◆ Task directions ◆
Reproduce the following data verbatim, line by line, omitting the pictures from your reply.

◆ Data supplied ◆
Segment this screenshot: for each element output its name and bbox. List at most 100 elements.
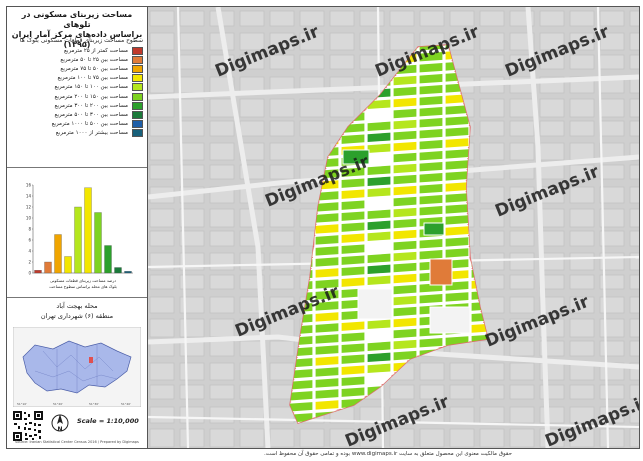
- city-block: [629, 340, 639, 357]
- city-block: [269, 384, 295, 400]
- residential-block: [444, 136, 470, 149]
- city-block: [449, 406, 475, 424]
- residential-block: [340, 243, 366, 256]
- chart-caption: بلوک های محله براساس سطوح مساحت: [49, 284, 117, 289]
- residential-block: [314, 388, 340, 400]
- residential-block: [418, 204, 444, 217]
- credit-text: Source: Iranian Statistical Center Censu…: [15, 440, 139, 444]
- city-block: [449, 362, 475, 381]
- legend-item: مساحت بین ۳۰۰ تا ۵۰۰ مترمربع: [13, 110, 143, 119]
- city-block: [149, 406, 175, 424]
- city-block: [179, 142, 205, 161]
- residential-block: [392, 173, 418, 186]
- city-block: [149, 10, 175, 27]
- residential-block: [366, 142, 392, 155]
- residential-block: [418, 292, 444, 305]
- city-block: [509, 230, 535, 247]
- city-block: [179, 362, 205, 381]
- map-view[interactable]: Digimaps.ir Digimaps.ir Digimaps.ir Digi…: [148, 7, 639, 448]
- residential-block: [418, 116, 444, 129]
- city-block: [569, 318, 595, 338]
- city-block: [299, 120, 325, 137]
- residential-block: [444, 202, 470, 215]
- legend-item-label: مساحت بین ۵۰۰ تا ۱۰۰۰ مترمربع: [51, 121, 128, 128]
- city-block: [539, 230, 565, 247]
- city-block: [179, 54, 205, 70]
- legend-item-label: مساحت بین ۲۰۰ تا ۳۰۰ مترمربع: [54, 102, 128, 109]
- residential-block: [444, 224, 470, 237]
- residential-block: [392, 228, 418, 241]
- residential-block: [392, 129, 418, 142]
- legend-item-label: مساحت بین ۱۰۰ تا ۱۵۰ مترمربع: [54, 84, 128, 91]
- legend-swatch: [132, 110, 143, 119]
- city-block: [599, 428, 625, 448]
- residential-block: [340, 210, 366, 223]
- city-block: [479, 428, 505, 448]
- bar: [114, 267, 122, 274]
- residential-block: [366, 175, 392, 188]
- y-tick-label: 8: [28, 227, 31, 232]
- city-block: [569, 142, 595, 161]
- district-label: منطقه (۶) شهرداری تهران: [40, 312, 114, 320]
- residential-block: [418, 72, 444, 85]
- residential-block: [290, 400, 314, 413]
- residential-block: [340, 331, 366, 344]
- city-block: [149, 32, 175, 51]
- city-block: [149, 208, 175, 228]
- city-block: [599, 54, 625, 70]
- chart-caption: درصد مساحت زیربنای قطعات مسکونی: [50, 278, 116, 283]
- legend-swatch: [132, 129, 143, 138]
- non-residential-area: [357, 288, 393, 320]
- legend-item-label: مساحت بیشتر از ۱۰۰۰ مترمربع: [55, 130, 128, 137]
- city-block: [509, 142, 535, 161]
- city-block: [209, 142, 235, 161]
- residential-block: [340, 320, 366, 333]
- residential-block: [314, 245, 340, 257]
- residential-block: [444, 169, 470, 182]
- city-block: [209, 274, 235, 290]
- residential-block: [418, 83, 444, 96]
- divider: [7, 297, 147, 298]
- city-block: [269, 98, 295, 118]
- residential-block: [340, 232, 366, 245]
- city-block: [149, 230, 175, 247]
- city-block: [629, 120, 639, 137]
- residential-block: [366, 252, 392, 265]
- city-block: [629, 98, 639, 118]
- svg-text:51°20': 51°20': [53, 402, 63, 406]
- city-block: [539, 406, 565, 424]
- city-block: [209, 384, 235, 400]
- y-tick-label: 2: [28, 260, 31, 265]
- svg-text:51°40': 51°40': [121, 402, 131, 406]
- city-block: [509, 384, 535, 400]
- residential-block: [392, 140, 418, 153]
- city-block: [209, 318, 235, 338]
- city-block: [209, 98, 235, 118]
- residential-block: [392, 305, 418, 318]
- legend-item: مساحت بیشتر از ۱۰۰۰ مترمربع: [13, 129, 143, 138]
- city-block: [179, 318, 205, 338]
- legend-swatch: [132, 46, 143, 55]
- city-block: [479, 230, 505, 247]
- title-line-1: مساحت زیربنای مسکونی در تلوهای: [21, 10, 133, 29]
- residential-block: [392, 217, 418, 230]
- map-canvas: Digimaps.ir Digimaps.ir Digimaps.ir Digi…: [148, 7, 639, 448]
- residential-block: [418, 149, 444, 162]
- legend-swatch: [132, 120, 143, 129]
- city-block: [479, 54, 505, 70]
- legend-item: مساحت بین ۷۵ تا ۱۰۰ مترمربع: [13, 74, 143, 83]
- city-block: [569, 340, 595, 357]
- city-block: [149, 384, 175, 400]
- residential-block: [444, 246, 470, 259]
- residential-block: [392, 250, 418, 263]
- residential-block: [340, 188, 366, 201]
- bar: [44, 261, 52, 274]
- residential-block: [340, 364, 366, 377]
- residential-block: [366, 186, 392, 199]
- residential-block: [366, 208, 392, 221]
- city-block: [209, 164, 235, 180]
- city-block: [209, 296, 235, 314]
- legend-item: مساحت بین ۲۵ تا ۵۰ مترمربع: [13, 55, 143, 64]
- city-block: [179, 120, 205, 137]
- y-tick-label: 12: [26, 205, 32, 210]
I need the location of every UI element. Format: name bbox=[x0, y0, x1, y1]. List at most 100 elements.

◆ Expected output ◆
Segment this screenshot: for each element output its name and bbox. List at most 100 elements.
- city-block: [629, 340, 639, 357]
- city-block: [269, 384, 295, 400]
- residential-block: [444, 136, 470, 149]
- city-block: [449, 406, 475, 424]
- residential-block: [340, 243, 366, 256]
- chart-caption: بلوک های محله براساس سطوح مساحت: [49, 284, 117, 289]
- residential-block: [314, 388, 340, 400]
- residential-block: [418, 204, 444, 217]
- credit-text: Source: Iranian Statistical Center Censu…: [15, 440, 139, 444]
- city-block: [449, 362, 475, 381]
- legend-item: مساحت بین ۳۰۰ تا ۵۰۰ مترمربع: [13, 110, 143, 119]
- city-block: [149, 406, 175, 424]
- city-block: [179, 142, 205, 161]
- residential-block: [392, 173, 418, 186]
- city-block: [149, 10, 175, 27]
- residential-block: [366, 142, 392, 155]
- residential-block: [418, 292, 444, 305]
- city-block: [509, 230, 535, 247]
- city-block: [179, 362, 205, 381]
- map-view[interactable]: Digimaps.ir Digimaps.ir Digimaps.ir Digi…: [148, 7, 639, 448]
- residential-block: [418, 116, 444, 129]
- city-block: [569, 318, 595, 338]
- city-block: [299, 120, 325, 137]
- residential-block: [444, 202, 470, 215]
- legend-item-label: مساحت بین ۵۰۰ تا ۱۰۰۰ مترمربع: [51, 121, 128, 128]
- city-block: [539, 230, 565, 247]
- city-block: [179, 54, 205, 70]
- legend-item-label: مساحت بین ۲۰۰ تا ۳۰۰ مترمربع: [54, 102, 128, 109]
- residential-block: [444, 224, 470, 237]
- residential-block: [392, 228, 418, 241]
- residential-block: [392, 129, 418, 142]
- legend-item-label: مساحت بین ۱۰۰ تا ۱۵۰ مترمربع: [54, 84, 128, 91]
- legend-swatch: [132, 110, 143, 119]
- city-block: [599, 428, 625, 448]
- residential-block: [340, 210, 366, 223]
- city-block: [479, 428, 505, 448]
- bar: [114, 267, 122, 274]
- residential-block: [366, 175, 392, 188]
- y-tick-label: 8: [28, 227, 31, 232]
- city-block: [569, 142, 595, 161]
- district-label: منطقه (۶) شهرداری تهران: [40, 312, 114, 320]
- residential-block: [418, 72, 444, 85]
- residential-block: [290, 400, 314, 413]
- residential-block: [340, 331, 366, 344]
- city-block: [149, 32, 175, 51]
- city-block: [149, 208, 175, 228]
- city-block: [599, 54, 625, 70]
- chart-caption: درصد مساحت زیربنای قطعات مسکونی: [50, 278, 116, 283]
- legend-swatch: [132, 129, 143, 138]
- non-residential-area: [357, 288, 393, 320]
- legend-item-label: مساحت بیشتر از ۱۰۰۰ مترمربع: [55, 130, 128, 137]
- city-block: [509, 142, 535, 161]
- city-block: [209, 142, 235, 161]
- residential-block: [340, 320, 366, 333]
- residential-block: [314, 245, 340, 257]
- residential-block: [444, 169, 470, 182]
- city-block: [209, 274, 235, 290]
- residential-block: [418, 83, 444, 96]
- divider: [7, 297, 147, 298]
- city-block: [269, 98, 295, 118]
- residential-block: [340, 232, 366, 245]
- city-block: [149, 230, 175, 247]
- city-block: [629, 120, 639, 137]
- residential-block: [366, 252, 392, 265]
- city-block: [629, 98, 639, 118]
- svg-text:51°20': 51°20': [53, 402, 63, 406]
- city-block: [539, 406, 565, 424]
- city-block: [209, 384, 235, 400]
- y-tick-label: 2: [28, 260, 31, 265]
- svg-text:51°40': 51°40': [121, 402, 131, 406]
- city-block: [509, 384, 535, 400]
- residential-block: [392, 140, 418, 153]
- city-block: [209, 318, 235, 338]
- city-block: [209, 98, 235, 118]
- residential-block: [392, 305, 418, 318]
- legend-item: مساحت بیشتر از ۱۰۰۰ مترمربع: [13, 129, 143, 138]
- city-block: [179, 318, 205, 338]
- legend-swatch: [132, 46, 143, 55]
- city-block: [479, 230, 505, 247]
- title-line-1: مساحت زیربنای مسکونی در تلوهای: [21, 10, 133, 29]
- residential-block: [392, 217, 418, 230]
- map-canvas: Digimaps.ir Digimaps.ir Digimaps.ir Digi…: [148, 7, 639, 448]
- residential-block: [418, 149, 444, 162]
- legend-swatch: [132, 120, 143, 129]
- city-block: [479, 54, 505, 70]
- legend-item: مساحت بین ۷۵ تا ۱۰۰ مترمربع: [13, 74, 143, 83]
- city-block: [569, 340, 595, 357]
- city-block: [149, 384, 175, 400]
- residential-block: [444, 246, 470, 259]
- residential-block: [392, 250, 418, 263]
- residential-block: [340, 188, 366, 201]
- bar: [44, 261, 52, 274]
- residential-block: [340, 364, 366, 377]
- residential-block: [366, 186, 392, 199]
- residential-block: [366, 208, 392, 221]
- city-block: [209, 164, 235, 180]
- city-block: [209, 296, 235, 314]
- legend-item: مساحت بین ۲۵ تا ۵۰ مترمربع: [13, 55, 143, 64]
- city-block: [179, 120, 205, 137]
- y-tick-label: 12: [26, 205, 32, 210]
I need the location of every UI element. Format: name bbox=[x0, y0, x1, y1]. List at most 100 elements.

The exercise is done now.